SUPPLIED DATA
+++
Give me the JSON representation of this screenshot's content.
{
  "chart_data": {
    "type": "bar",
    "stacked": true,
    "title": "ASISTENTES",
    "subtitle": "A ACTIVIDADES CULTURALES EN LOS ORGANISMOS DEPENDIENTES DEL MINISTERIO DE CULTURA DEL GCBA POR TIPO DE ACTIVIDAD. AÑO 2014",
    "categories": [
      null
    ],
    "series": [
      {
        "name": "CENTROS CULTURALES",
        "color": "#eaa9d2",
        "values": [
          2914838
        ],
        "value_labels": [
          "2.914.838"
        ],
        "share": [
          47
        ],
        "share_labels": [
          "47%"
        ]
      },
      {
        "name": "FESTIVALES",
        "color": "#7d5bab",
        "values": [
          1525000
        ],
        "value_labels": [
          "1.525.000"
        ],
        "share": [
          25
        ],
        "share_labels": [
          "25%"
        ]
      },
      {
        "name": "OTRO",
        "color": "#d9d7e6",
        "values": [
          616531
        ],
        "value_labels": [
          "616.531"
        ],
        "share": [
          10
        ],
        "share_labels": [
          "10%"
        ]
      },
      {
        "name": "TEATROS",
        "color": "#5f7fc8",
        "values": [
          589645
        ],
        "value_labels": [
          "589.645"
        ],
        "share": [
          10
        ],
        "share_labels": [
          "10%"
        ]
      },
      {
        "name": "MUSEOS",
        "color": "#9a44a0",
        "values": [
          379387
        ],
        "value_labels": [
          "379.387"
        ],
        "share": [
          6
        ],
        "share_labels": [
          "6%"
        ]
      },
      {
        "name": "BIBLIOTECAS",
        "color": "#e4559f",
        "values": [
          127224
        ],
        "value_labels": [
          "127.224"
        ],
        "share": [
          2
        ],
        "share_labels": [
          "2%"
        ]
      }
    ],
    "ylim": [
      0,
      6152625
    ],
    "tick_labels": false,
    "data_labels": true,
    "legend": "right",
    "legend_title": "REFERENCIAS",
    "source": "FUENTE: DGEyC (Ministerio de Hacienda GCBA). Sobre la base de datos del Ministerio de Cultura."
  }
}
+++
TASK DIRECTIONS
Determine the number of lines in these entries that contain the word "name", and write only that number.

FULL SOLUTION
6